■ What to produce ■
Single out the lines of the material that contain "Reading" and copy them.

Records contained in a dataset
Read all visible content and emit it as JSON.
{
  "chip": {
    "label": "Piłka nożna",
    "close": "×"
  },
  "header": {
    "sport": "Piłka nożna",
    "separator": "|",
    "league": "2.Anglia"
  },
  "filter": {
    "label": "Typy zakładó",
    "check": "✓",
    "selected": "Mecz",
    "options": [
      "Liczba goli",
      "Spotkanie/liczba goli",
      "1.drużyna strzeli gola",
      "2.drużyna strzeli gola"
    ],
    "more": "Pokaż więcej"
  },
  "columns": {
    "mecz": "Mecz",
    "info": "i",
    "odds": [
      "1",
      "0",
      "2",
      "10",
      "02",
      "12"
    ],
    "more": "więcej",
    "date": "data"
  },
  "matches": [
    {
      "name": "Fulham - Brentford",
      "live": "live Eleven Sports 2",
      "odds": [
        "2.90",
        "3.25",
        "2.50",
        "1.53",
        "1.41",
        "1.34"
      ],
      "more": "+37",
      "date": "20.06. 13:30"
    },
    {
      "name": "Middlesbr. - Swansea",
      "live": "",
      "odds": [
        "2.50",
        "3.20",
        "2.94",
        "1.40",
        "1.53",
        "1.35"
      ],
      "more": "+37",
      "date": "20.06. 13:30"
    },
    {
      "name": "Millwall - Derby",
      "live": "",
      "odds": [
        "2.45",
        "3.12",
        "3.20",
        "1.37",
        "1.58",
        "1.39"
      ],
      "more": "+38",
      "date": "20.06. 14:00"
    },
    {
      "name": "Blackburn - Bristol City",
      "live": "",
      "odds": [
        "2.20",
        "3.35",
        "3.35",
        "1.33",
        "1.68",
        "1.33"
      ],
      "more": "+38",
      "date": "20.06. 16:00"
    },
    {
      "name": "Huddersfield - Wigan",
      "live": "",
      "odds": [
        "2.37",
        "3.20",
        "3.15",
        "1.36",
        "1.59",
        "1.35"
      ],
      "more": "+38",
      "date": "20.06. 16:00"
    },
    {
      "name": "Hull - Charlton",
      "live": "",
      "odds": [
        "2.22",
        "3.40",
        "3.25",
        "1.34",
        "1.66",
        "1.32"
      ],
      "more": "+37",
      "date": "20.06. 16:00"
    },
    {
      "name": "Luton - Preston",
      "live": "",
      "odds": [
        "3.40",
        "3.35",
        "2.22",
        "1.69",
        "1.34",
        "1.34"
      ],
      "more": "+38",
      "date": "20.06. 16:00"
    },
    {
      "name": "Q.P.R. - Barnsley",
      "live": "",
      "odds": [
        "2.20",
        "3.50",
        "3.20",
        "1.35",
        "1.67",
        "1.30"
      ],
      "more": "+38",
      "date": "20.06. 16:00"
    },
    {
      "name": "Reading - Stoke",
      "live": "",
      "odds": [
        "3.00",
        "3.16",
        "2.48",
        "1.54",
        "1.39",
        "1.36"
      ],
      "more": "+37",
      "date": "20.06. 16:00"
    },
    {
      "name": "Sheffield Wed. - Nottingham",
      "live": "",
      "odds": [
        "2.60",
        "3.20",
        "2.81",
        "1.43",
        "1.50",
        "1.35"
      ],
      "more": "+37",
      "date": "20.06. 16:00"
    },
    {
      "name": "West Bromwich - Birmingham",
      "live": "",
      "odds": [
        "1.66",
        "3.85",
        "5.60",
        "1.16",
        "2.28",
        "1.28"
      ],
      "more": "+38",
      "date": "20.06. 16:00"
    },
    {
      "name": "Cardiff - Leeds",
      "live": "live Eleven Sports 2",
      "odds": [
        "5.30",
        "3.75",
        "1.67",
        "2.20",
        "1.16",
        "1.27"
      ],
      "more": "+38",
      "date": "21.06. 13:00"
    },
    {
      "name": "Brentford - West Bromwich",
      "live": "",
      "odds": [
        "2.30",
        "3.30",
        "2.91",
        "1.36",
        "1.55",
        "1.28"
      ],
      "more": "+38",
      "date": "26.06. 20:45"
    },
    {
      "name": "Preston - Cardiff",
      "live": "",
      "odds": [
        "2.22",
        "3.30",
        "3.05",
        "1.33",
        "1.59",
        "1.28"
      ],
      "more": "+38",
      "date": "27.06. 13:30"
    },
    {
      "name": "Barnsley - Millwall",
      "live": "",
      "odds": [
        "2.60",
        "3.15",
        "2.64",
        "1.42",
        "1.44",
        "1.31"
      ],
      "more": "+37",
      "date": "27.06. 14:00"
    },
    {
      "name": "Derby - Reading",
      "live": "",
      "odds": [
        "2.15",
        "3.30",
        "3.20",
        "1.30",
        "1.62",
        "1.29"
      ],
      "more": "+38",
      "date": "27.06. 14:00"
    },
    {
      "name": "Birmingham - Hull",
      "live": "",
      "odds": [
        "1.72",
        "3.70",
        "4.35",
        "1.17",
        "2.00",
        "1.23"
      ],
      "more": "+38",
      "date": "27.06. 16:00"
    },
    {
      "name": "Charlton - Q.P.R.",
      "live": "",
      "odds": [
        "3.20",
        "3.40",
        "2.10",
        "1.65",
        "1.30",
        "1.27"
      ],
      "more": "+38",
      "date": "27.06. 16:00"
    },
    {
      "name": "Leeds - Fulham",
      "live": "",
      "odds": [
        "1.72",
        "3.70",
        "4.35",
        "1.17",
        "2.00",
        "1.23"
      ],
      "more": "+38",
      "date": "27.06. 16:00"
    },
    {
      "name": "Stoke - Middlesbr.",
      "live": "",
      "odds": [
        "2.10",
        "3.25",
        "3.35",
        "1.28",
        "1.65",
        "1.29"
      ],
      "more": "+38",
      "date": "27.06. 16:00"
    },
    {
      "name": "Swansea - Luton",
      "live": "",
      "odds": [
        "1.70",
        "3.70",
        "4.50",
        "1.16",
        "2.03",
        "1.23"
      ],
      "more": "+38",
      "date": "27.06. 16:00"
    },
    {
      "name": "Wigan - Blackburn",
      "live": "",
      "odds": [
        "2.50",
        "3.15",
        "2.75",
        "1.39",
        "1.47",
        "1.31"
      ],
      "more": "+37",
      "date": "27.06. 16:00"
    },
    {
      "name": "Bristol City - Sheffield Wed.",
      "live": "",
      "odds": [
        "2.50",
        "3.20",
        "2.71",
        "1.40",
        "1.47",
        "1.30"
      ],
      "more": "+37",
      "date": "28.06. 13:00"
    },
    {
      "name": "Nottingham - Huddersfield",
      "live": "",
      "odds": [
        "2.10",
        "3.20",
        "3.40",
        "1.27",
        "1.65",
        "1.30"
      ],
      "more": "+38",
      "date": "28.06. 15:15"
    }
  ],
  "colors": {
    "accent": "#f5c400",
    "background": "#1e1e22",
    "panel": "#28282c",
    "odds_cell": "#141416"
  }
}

■ Exercise answer ■
      "name": "Reading - Stoke",
      "name": "Derby - Reading",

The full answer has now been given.